TASK TO CARRY OUT> Make a verbatim copy of the entries below; pictures stay out.
------ INPUT ------
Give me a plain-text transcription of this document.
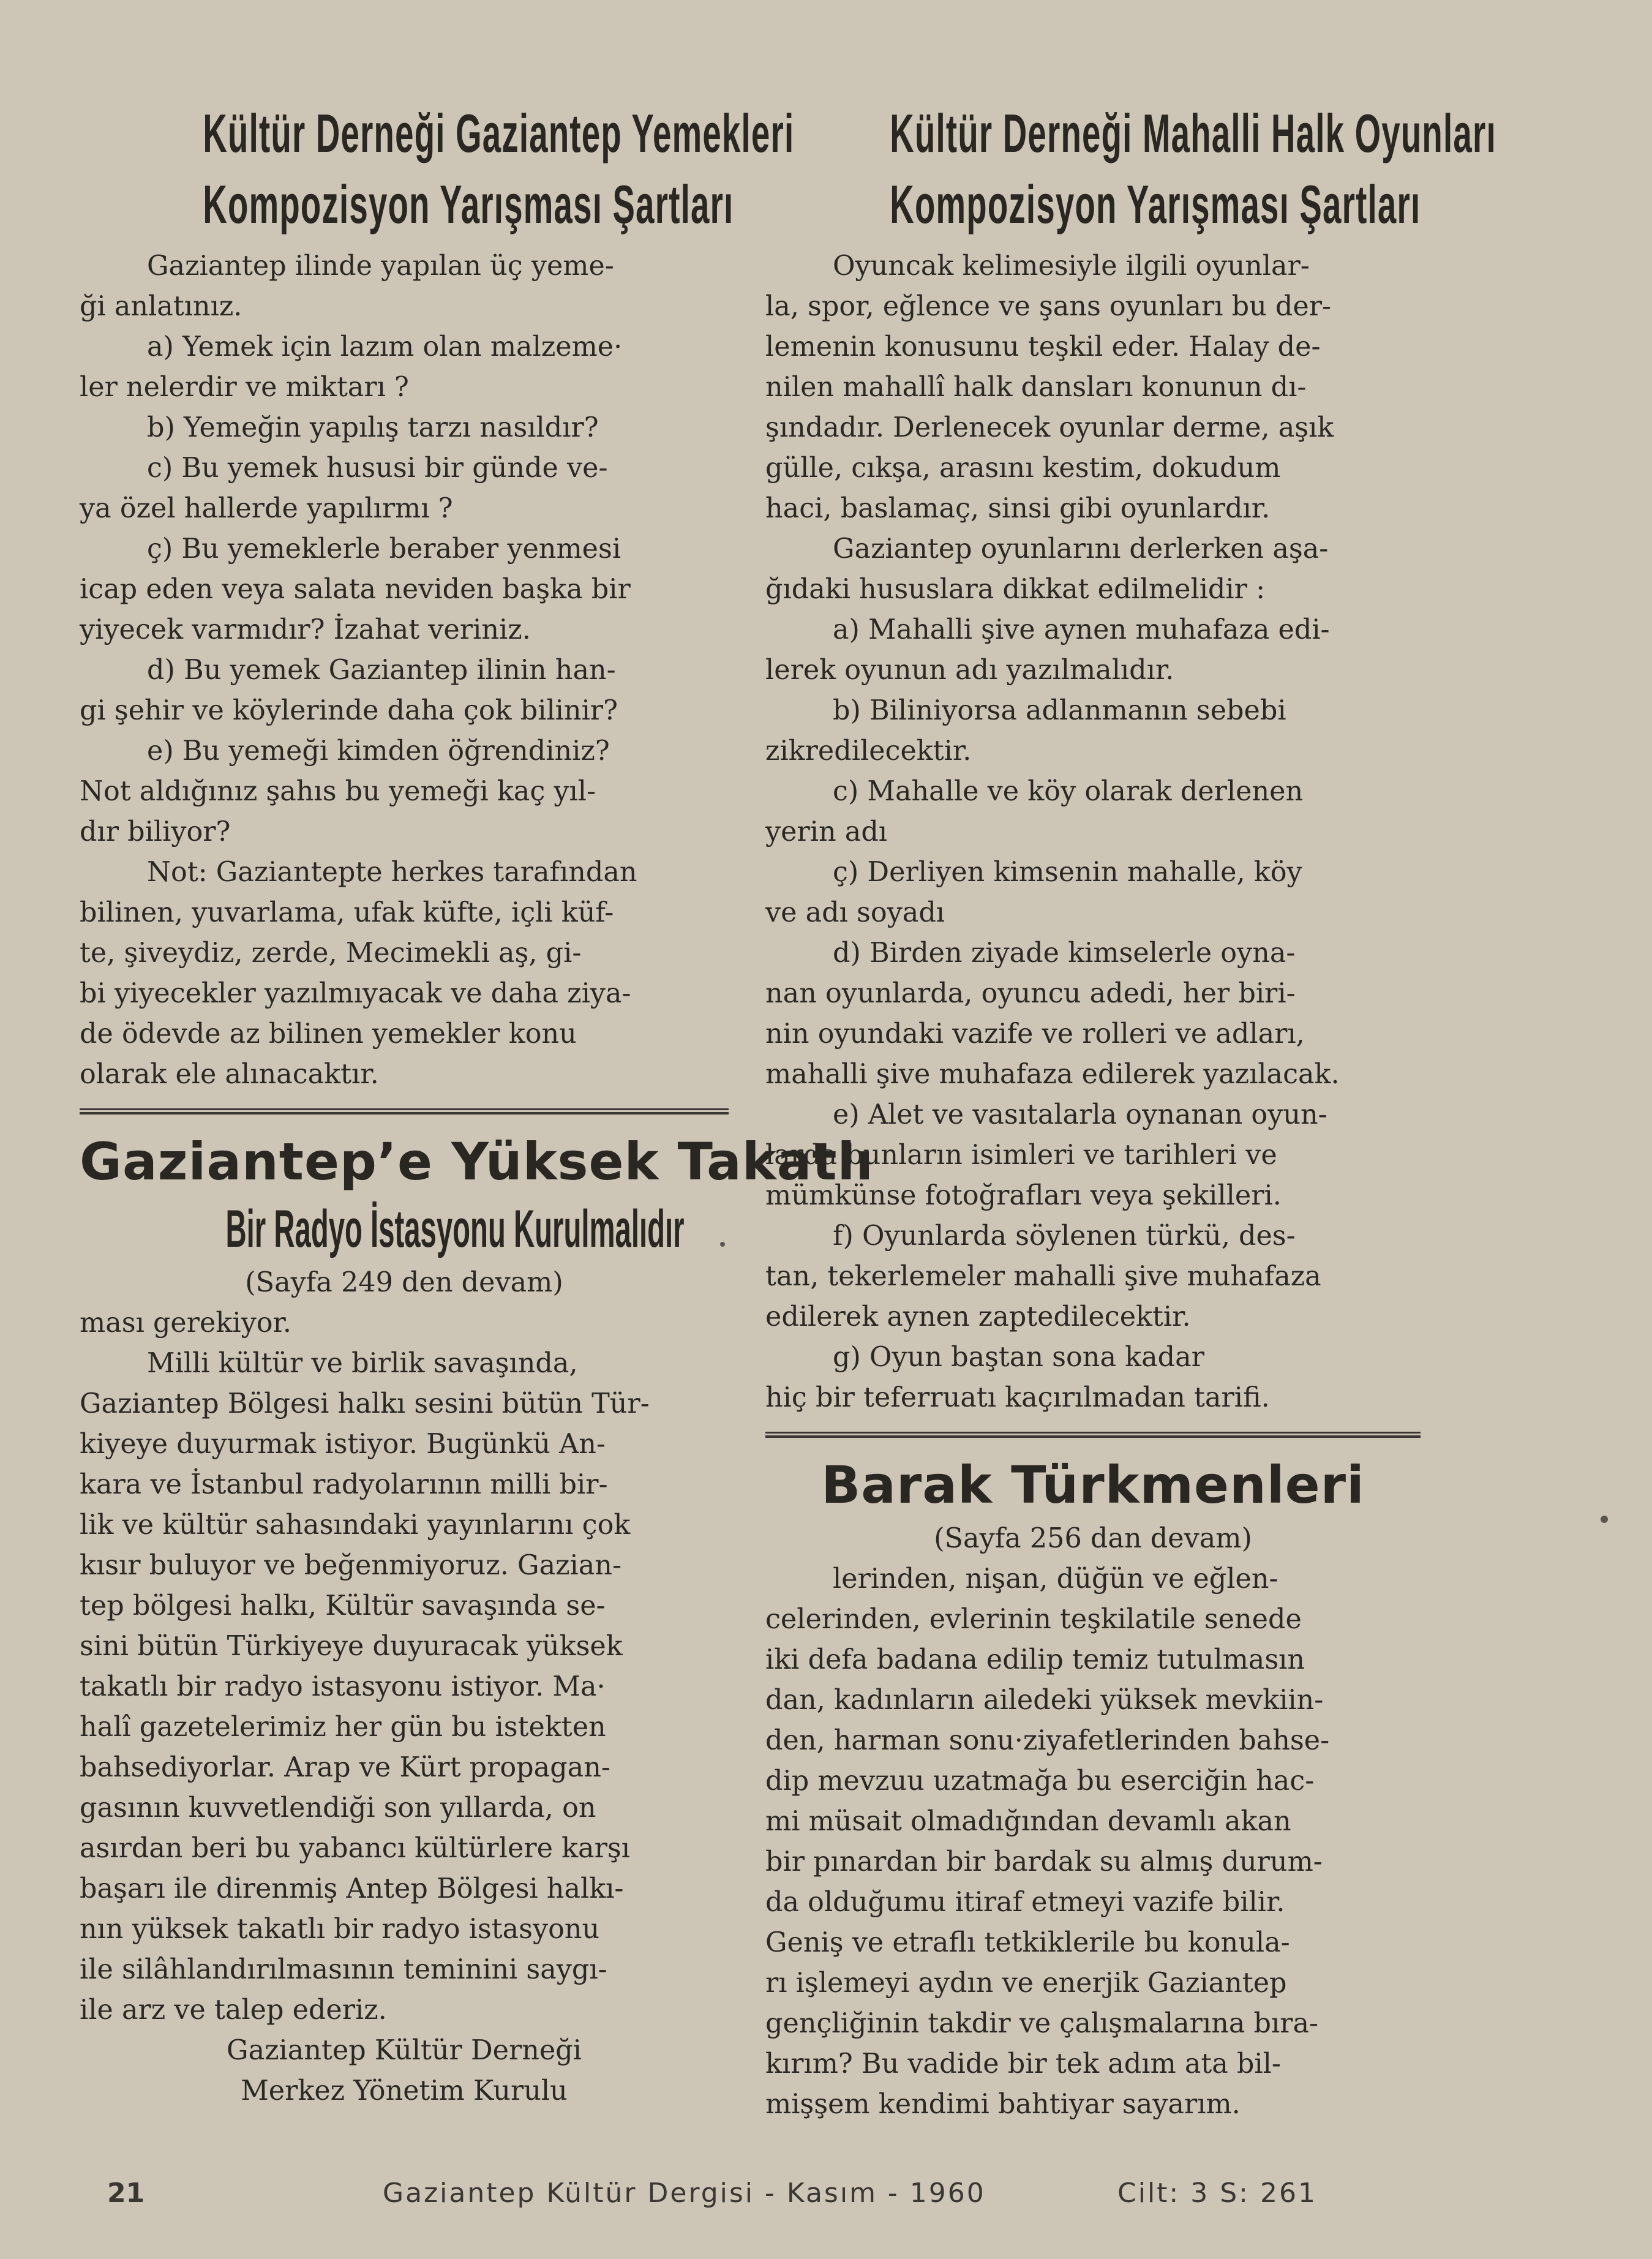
Kültür Derneği Gaziantep Yemekleri
Kompozisyon Yarışması Şartları

Gaziantep ilinde yapılan üç yeme-

ği anlatınız.

a) Yemek için lazım olan malzeme·

ler nelerdir ve miktarı ?

b) Yemeğin yapılış tarzı nasıldır?

c) Bu yemek hususi bir günde ve-

ya özel hallerde yapılırmı ?

ç) Bu yemeklerle beraber yenmesi

icap eden veya salata neviden başka bir

yiyecek varmıdır? İzahat veriniz.

d) Bu yemek Gaziantep ilinin han-

gi şehir ve köylerinde daha çok bilinir?

e) Bu yemeği kimden öğrendiniz?

Not aldığınız şahıs bu yemeği kaç yıl-

dır biliyor?

Not: Gaziantepte herkes tarafından

bilinen, yuvarlama, ufak küfte, içli küf-

te, şiveydiz, zerde, Mecimekli aş, gi-

bi yiyecekler yazılmıyacak ve daha ziya-

de ödevde az bilinen yemekler konu

olarak ele alınacaktır.

Gaziantep’e Yüksek Takatlı
Bir Radyo İstasyonu Kurulmalıdır
(Sayfa 249 den devam)

ması gerekiyor.

Milli kültür ve birlik savaşında,

Gaziantep Bölgesi halkı sesini bütün Tür-

kiyeye duyurmak istiyor. Bugünkü An-

kara ve İstanbul radyolarının milli bir-

lik ve kültür sahasındaki yayınlarını çok

kısır buluyor ve beğenmiyoruz. Gazian-

tep bölgesi halkı, Kültür savaşında se-

sini bütün Türkiyeye duyuracak yüksek

takatlı bir radyo istasyonu istiyor. Ma·

halî gazetelerimiz her gün bu istekten

bahsediyorlar. Arap ve Kürt propagan-

gasının kuvvetlendiği son yıllarda, on

asırdan beri bu yabancı kültürlere karşı

başarı ile direnmiş Antep Bölgesi halkı-

nın yüksek takatlı bir radyo istasyonu

ile silâhlandırılmasının teminini saygı-

ile arz ve talep ederiz.

Gaziantep Kültür Derneği

Merkez Yönetim Kurulu

Kültür Derneği Mahalli Halk Oyunları
Kompozisyon Yarışması Şartları

Oyuncak kelimesiyle ilgili oyunlar-

la, spor, eğlence ve şans oyunları bu der-

lemenin konusunu teşkil eder. Halay de-

nilen mahallî halk dansları konunun dı-

şındadır. Derlenecek oyunlar derme, aşık

gülle, cıkşa, arasını kestim, dokudum

haci, baslamaç, sinsi gibi oyunlardır.

Gaziantep oyunlarını derlerken aşa-

ğıdaki hususlara dikkat edilmelidir :

a) Mahalli şive aynen muhafaza edi-

lerek oyunun adı yazılmalıdır.

b) Biliniyorsa adlanmanın sebebi

zikredilecektir.

c) Mahalle ve köy olarak derlenen

yerin adı

ç) Derliyen kimsenin mahalle, köy

ve adı soyadı

d) Birden ziyade kimselerle oyna-

nan oyunlarda, oyuncu adedi, her biri-

nin oyundaki vazife ve rolleri ve adları,

mahalli şive muhafaza edilerek yazılacak.

e) Alet ve vasıtalarla oynanan oyun-

larda bunların isimleri ve tarihleri ve

mümkünse fotoğrafları veya şekilleri.

f) Oyunlarda söylenen türkü, des-

tan, tekerlemeler mahalli şive muhafaza

edilerek aynen zaptedilecektir.

g) Oyun baştan sona kadar

hiç bir teferruatı kaçırılmadan tarifi.

Barak Türkmenleri
(Sayfa 256 dan devam)

lerinden, nişan, düğün ve eğlen-

celerinden, evlerinin teşkilatile senede

iki defa badana edilip temiz tutulmasın

dan, kadınların ailedeki yüksek mevkiin-

den, harman sonu·ziyafetlerinden bahse-

dip mevzuu uzatmağa bu eserciğin hac-

mi müsait olmadığından devamlı akan

bir pınardan bir bardak su almış durum-

da olduğumu itiraf etmeyi vazife bilir.

Geniş ve etraflı tetkiklerile bu konula-

rı işlemeyi aydın ve enerjik Gaziantep

gençliğinin takdir ve çalışmalarına bıra-

kırım? Bu vadide bir tek adım ata bil-

mişşem kendimi bahtiyar sayarım.

21	Gaziantep Kültür Dergisi - Kasım - 1960	Cilt: 3 S: 261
------
ANSWER BELOW>
Give me a plain-text transcription of this document.
Kültür Derneği Gaziantep Yemekleri
Kompozisyon Yarışması Şartları

Gaziantep ilinde yapılan üç yeme-

ği anlatınız.

a) Yemek için lazım olan malzeme·

ler nelerdir ve miktarı ?

b) Yemeğin yapılış tarzı nasıldır?

c) Bu yemek hususi bir günde ve-

ya özel hallerde yapılırmı ?

ç) Bu yemeklerle beraber yenmesi

icap eden veya salata neviden başka bir

yiyecek varmıdır? İzahat veriniz.

d) Bu yemek Gaziantep ilinin han-

gi şehir ve köylerinde daha çok bilinir?

e) Bu yemeği kimden öğrendiniz?

Not aldığınız şahıs bu yemeği kaç yıl-

dır biliyor?

Not: Gaziantepte herkes tarafından

bilinen, yuvarlama, ufak küfte, içli küf-

te, şiveydiz, zerde, Mecimekli aş, gi-

bi yiyecekler yazılmıyacak ve daha ziya-

de ödevde az bilinen yemekler konu

olarak ele alınacaktır.

Gaziantep’e Yüksek Takatlı
Bir Radyo İstasyonu Kurulmalıdır
(Sayfa 249 den devam)

ması gerekiyor.

Milli kültür ve birlik savaşında,

Gaziantep Bölgesi halkı sesini bütün Tür-

kiyeye duyurmak istiyor. Bugünkü An-

kara ve İstanbul radyolarının milli bir-

lik ve kültür sahasındaki yayınlarını çok

kısır buluyor ve beğenmiyoruz. Gazian-

tep bölgesi halkı, Kültür savaşında se-

sini bütün Türkiyeye duyuracak yüksek

takatlı bir radyo istasyonu istiyor. Ma·

halî gazetelerimiz her gün bu istekten

bahsediyorlar. Arap ve Kürt propagan-

gasının kuvvetlendiği son yıllarda, on

asırdan beri bu yabancı kültürlere karşı

başarı ile direnmiş Antep Bölgesi halkı-

nın yüksek takatlı bir radyo istasyonu

ile silâhlandırılmasının teminini saygı-

ile arz ve talep ederiz.

Gaziantep Kültür Derneği

Merkez Yönetim Kurulu

Kültür Derneği Mahalli Halk Oyunları
Kompozisyon Yarışması Şartları

Oyuncak kelimesiyle ilgili oyunlar-

la, spor, eğlence ve şans oyunları bu der-

lemenin konusunu teşkil eder. Halay de-

nilen mahallî halk dansları konunun dı-

şındadır. Derlenecek oyunlar derme, aşık

gülle, cıkşa, arasını kestim, dokudum

haci, baslamaç, sinsi gibi oyunlardır.

Gaziantep oyunlarını derlerken aşa-

ğıdaki hususlara dikkat edilmelidir :

a) Mahalli şive aynen muhafaza edi-

lerek oyunun adı yazılmalıdır.

b) Biliniyorsa adlanmanın sebebi

zikredilecektir.

c) Mahalle ve köy olarak derlenen

yerin adı

ç) Derliyen kimsenin mahalle, köy

ve adı soyadı

d) Birden ziyade kimselerle oyna-

nan oyunlarda, oyuncu adedi, her biri-

nin oyundaki vazife ve rolleri ve adları,

mahalli şive muhafaza edilerek yazılacak.

e) Alet ve vasıtalarla oynanan oyun-

larda bunların isimleri ve tarihleri ve

mümkünse fotoğrafları veya şekilleri.

f) Oyunlarda söylenen türkü, des-

tan, tekerlemeler mahalli şive muhafaza

edilerek aynen zaptedilecektir.

g) Oyun baştan sona kadar

hiç bir teferruatı kaçırılmadan tarifi.

Barak Türkmenleri
(Sayfa 256 dan devam)

lerinden, nişan, düğün ve eğlen-

celerinden, evlerinin teşkilatile senede

iki defa badana edilip temiz tutulmasın

dan, kadınların ailedeki yüksek mevkiin-

den, harman sonu·ziyafetlerinden bahse-

dip mevzuu uzatmağa bu eserciğin hac-

mi müsait olmadığından devamlı akan

bir pınardan bir bardak su almış durum-

da olduğumu itiraf etmeyi vazife bilir.

Geniş ve etraflı tetkiklerile bu konula-

rı işlemeyi aydın ve enerjik Gaziantep

gençliğinin takdir ve çalışmalarına bıra-

kırım? Bu vadide bir tek adım ata bil-

mişşem kendimi bahtiyar sayarım.

21	Gaziantep Kültür Dergisi - Kasım - 1960	Cilt: 3 S: 261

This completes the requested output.